- **Fragmento de texto**:

Yo la definí como “la casa del pueblo”, pero no solo por esta característica de “puertas abiertas”. Resulta que los chilenos son bastantes fiesteros (algunos argentinos, también pero ellos tienen más iniciativa), con lo cual en el mes que llevamos viviendo acá organizaron dos fiestas. Una fue el cumpleaños de Rodrigo, que fue dentro de todo bastante tranquilo porque vinieron “apenas” unos diez o quince invitados, que se quedaron un par de horas tomando y escuchando música (quizás alguno de los chilenos se puso a bailar encima de su propio auto, pero eso es un detalle). El festejo terminó cuando, cerca de las cuatro de la mañana, vino la policía a clausurar la celebración porque algún vecino había hecho una denuncia por ruidos molestos.
La segunda fiesta fue organizada por Leo, otro de los chilenos, que invitó a toda la comunidad latina de Christchurch y hasta compró luces de colores, antorchas y un LCD de 42’’ para pasar video clips. Terminó convocando a más de cien personas, en lo que fue una verdadera fiesta latina, con sus consecuencias: al otro día la casa parecía Bagdad.
El flyer de la segunda fiesta que circuló por las redes sociales
Lo más gracioso (o triste) es que yo me perdí ambos eventos por tener que acostarme temprano para ir a trabajar al domingo siguiente. Como el quilombo era tan grande, uno de los chicos se apiadó de mí y me regaló tapones para los oídos para que pudiera descansar algo. Esto fue posible a medias, porque a veces el ruido, especialmente en la segunda fiesta, era ensordecedor.

- **Material proporcionado**:

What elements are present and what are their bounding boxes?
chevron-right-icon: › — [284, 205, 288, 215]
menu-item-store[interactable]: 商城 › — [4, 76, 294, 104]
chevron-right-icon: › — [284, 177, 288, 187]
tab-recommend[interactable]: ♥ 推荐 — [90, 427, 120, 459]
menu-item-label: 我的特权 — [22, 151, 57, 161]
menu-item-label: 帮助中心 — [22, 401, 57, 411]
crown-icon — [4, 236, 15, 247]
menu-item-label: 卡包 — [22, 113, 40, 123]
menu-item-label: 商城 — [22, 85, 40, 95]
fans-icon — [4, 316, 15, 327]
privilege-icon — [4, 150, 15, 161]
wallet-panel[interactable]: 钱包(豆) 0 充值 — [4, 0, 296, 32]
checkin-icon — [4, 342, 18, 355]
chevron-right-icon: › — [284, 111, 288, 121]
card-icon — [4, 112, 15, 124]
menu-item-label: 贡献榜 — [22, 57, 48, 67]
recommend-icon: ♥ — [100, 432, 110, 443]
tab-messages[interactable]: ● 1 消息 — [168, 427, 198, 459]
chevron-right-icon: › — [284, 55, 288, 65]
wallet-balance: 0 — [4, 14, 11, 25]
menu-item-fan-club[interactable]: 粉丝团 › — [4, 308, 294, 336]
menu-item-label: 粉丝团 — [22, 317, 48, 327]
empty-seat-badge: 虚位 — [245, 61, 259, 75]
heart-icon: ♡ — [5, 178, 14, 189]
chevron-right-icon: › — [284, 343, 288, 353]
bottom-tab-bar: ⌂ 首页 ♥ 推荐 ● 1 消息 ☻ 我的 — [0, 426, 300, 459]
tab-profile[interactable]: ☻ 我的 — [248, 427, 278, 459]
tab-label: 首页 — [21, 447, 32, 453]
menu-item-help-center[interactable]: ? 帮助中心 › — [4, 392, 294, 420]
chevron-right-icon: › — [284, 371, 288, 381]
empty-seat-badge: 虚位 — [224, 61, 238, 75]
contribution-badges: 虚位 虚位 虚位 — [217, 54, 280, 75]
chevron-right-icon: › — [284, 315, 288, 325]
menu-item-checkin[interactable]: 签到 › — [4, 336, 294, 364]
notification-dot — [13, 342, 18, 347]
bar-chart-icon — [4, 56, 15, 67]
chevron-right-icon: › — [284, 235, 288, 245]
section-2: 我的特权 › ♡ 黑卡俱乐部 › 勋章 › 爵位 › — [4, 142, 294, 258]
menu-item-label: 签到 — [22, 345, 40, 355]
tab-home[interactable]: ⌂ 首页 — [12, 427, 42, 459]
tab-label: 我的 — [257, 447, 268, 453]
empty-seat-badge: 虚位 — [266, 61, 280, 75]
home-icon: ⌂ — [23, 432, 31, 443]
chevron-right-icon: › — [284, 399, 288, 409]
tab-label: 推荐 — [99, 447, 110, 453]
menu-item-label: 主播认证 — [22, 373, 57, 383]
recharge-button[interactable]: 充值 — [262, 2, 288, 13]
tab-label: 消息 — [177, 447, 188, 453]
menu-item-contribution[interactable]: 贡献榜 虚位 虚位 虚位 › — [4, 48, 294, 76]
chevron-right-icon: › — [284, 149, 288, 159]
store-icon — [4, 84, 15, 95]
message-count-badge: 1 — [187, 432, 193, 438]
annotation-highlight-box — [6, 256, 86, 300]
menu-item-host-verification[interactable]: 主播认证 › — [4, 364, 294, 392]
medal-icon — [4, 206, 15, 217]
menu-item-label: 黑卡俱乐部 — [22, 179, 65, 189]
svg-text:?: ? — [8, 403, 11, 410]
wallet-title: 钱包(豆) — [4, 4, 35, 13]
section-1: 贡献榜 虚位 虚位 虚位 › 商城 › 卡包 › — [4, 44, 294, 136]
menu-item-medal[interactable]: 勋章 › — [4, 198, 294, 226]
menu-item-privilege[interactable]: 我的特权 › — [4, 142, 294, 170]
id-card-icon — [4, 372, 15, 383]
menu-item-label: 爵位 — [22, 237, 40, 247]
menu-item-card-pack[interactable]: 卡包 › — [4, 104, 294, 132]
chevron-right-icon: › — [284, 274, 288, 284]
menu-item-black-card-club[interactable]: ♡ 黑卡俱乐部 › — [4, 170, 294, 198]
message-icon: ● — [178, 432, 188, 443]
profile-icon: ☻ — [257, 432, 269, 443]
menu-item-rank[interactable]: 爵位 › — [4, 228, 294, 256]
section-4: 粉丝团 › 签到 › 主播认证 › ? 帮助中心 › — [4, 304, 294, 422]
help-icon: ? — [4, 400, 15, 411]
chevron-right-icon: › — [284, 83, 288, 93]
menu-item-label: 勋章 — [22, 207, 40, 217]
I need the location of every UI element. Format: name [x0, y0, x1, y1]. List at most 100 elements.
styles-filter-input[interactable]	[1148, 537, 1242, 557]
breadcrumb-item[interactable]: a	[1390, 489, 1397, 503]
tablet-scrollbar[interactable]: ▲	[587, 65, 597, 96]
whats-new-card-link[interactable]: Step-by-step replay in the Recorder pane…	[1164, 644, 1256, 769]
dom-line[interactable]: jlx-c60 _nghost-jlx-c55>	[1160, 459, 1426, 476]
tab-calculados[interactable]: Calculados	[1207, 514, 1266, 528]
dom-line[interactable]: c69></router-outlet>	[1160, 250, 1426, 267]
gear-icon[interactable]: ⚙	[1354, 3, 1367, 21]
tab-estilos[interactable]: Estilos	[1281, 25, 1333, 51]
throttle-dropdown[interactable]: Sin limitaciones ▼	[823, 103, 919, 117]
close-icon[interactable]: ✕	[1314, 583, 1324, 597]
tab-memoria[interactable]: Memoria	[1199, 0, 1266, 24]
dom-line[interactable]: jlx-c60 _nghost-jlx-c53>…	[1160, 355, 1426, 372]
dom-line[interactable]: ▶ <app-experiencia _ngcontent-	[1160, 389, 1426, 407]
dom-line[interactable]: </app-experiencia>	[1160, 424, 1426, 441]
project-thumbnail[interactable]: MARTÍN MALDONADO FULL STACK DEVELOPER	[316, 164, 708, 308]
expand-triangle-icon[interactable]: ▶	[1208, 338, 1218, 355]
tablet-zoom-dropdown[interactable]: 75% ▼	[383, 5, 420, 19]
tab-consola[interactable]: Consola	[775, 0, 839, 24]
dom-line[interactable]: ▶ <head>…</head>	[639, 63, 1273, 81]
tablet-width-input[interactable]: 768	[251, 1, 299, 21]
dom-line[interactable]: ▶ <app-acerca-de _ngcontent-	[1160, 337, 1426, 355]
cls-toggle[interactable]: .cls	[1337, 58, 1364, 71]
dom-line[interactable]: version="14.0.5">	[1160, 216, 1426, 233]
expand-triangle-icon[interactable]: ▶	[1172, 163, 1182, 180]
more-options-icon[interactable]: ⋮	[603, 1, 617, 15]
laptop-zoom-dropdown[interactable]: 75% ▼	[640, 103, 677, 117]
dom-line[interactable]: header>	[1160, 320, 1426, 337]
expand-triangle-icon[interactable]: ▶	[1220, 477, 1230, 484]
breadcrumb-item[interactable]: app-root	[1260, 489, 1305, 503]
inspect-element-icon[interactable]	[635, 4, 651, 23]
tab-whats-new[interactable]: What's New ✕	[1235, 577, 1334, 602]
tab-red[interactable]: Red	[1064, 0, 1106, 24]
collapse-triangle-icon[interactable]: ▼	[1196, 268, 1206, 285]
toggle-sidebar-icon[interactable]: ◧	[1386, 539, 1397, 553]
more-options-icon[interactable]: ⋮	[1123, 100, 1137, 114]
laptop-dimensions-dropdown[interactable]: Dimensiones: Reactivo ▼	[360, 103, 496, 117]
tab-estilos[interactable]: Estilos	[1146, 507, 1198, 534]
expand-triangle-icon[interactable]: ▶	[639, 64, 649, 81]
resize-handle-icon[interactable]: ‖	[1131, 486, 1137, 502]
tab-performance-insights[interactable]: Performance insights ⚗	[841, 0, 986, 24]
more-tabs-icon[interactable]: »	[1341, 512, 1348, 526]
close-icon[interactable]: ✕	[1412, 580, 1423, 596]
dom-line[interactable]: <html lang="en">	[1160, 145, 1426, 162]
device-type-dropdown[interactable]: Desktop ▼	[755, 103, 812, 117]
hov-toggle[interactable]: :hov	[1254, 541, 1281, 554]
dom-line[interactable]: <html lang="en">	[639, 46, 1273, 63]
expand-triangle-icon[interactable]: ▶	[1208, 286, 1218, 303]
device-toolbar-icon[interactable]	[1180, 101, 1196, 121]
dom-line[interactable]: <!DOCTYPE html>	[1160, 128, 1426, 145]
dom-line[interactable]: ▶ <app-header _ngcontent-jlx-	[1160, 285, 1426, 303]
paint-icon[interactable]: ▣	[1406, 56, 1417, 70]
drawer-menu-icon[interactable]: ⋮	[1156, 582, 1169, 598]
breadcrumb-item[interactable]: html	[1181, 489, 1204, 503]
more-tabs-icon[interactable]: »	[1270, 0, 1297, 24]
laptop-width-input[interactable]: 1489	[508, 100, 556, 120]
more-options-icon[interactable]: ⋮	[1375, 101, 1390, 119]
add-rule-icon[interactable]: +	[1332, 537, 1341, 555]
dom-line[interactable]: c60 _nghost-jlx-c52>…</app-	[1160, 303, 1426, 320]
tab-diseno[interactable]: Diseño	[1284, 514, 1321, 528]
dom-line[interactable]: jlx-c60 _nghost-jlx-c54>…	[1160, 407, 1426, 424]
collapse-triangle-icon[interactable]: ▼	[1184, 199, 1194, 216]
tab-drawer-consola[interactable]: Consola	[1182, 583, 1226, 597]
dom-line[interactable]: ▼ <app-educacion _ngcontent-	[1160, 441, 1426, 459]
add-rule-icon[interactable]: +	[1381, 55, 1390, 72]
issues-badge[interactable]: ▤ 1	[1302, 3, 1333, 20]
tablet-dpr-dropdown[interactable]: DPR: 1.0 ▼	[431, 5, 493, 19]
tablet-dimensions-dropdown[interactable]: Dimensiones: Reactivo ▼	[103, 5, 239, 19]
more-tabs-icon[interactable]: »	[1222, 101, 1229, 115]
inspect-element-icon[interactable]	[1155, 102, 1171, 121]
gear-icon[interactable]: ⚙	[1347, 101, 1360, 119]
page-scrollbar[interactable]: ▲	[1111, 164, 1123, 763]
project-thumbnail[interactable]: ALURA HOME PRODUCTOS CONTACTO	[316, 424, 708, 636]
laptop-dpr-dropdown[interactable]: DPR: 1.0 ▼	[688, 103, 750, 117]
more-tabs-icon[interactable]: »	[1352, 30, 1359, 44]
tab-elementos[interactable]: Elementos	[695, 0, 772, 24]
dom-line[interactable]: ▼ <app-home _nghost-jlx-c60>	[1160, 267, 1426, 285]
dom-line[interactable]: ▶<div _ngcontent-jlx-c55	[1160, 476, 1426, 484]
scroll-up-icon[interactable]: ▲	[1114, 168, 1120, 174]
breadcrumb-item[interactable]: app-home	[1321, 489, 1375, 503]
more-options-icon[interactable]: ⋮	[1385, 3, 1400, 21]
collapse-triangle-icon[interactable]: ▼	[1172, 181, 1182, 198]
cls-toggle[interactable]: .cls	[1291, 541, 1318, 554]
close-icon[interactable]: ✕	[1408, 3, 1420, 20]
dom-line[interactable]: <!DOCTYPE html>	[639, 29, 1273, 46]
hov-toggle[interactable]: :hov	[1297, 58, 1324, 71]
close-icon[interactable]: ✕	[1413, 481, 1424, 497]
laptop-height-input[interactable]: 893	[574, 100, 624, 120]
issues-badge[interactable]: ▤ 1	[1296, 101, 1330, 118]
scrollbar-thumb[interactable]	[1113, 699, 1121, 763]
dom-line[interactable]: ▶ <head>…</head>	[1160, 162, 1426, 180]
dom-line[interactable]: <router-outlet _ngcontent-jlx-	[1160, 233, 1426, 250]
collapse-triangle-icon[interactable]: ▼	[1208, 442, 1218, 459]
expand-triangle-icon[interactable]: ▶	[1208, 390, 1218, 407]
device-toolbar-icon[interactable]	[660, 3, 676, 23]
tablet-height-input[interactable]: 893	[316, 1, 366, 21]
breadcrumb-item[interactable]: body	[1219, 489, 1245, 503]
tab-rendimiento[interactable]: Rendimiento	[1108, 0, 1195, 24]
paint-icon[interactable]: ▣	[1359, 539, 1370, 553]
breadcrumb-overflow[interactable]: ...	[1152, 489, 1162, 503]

- **Conjunto de tareas**:
a - Responde según el fragmento:
(i) ¿A qué hora, aproximadamente, llegó la policía al cumpleaños de Rodrigo?
(ii) ¿A cuántas personas terminó convocando la fiesta organizada por Leo?
(iii) ¿Qué le regaló uno de los chicos a quien narra para que pudiera descansar?
b - Transcribe del fragmento el tramo que va desde "Yo la definí" hasta "por ruidos molestos.".
El listado no desempeña ningún papel en este ejercicio.

- **Respuestas**:
a -
(i) Cerca de las cuatro de la mañana.
(ii) A más de cien personas.
(iii) Tapones para los oídos.

b -
Yo la definí como “la casa del pueblo”, pero no solo por esta característica de “puertas abiertas”. Resulta que los chilenos son bastantes fiesteros (algunos argentinos, también pero ellos tienen más iniciativa), con lo cual en el mes que llevamos viviendo acá organizaron dos fiestas. Una fue el cumpleaños de Rodrigo, que fue dentro de todo bastante tranquilo porque vinieron “apenas” unos diez o quince invitados, que se quedaron un par de horas tomando y escuchando música (quizás alguno de los chilenos se puso a bailar encima de su propio auto, pero eso es un detalle). El festejo terminó cuando, cerca de las cuatro de la mañana, vino la policía a clausurar la celebración porque algún vecino había hecho una denuncia por ruidos molestos.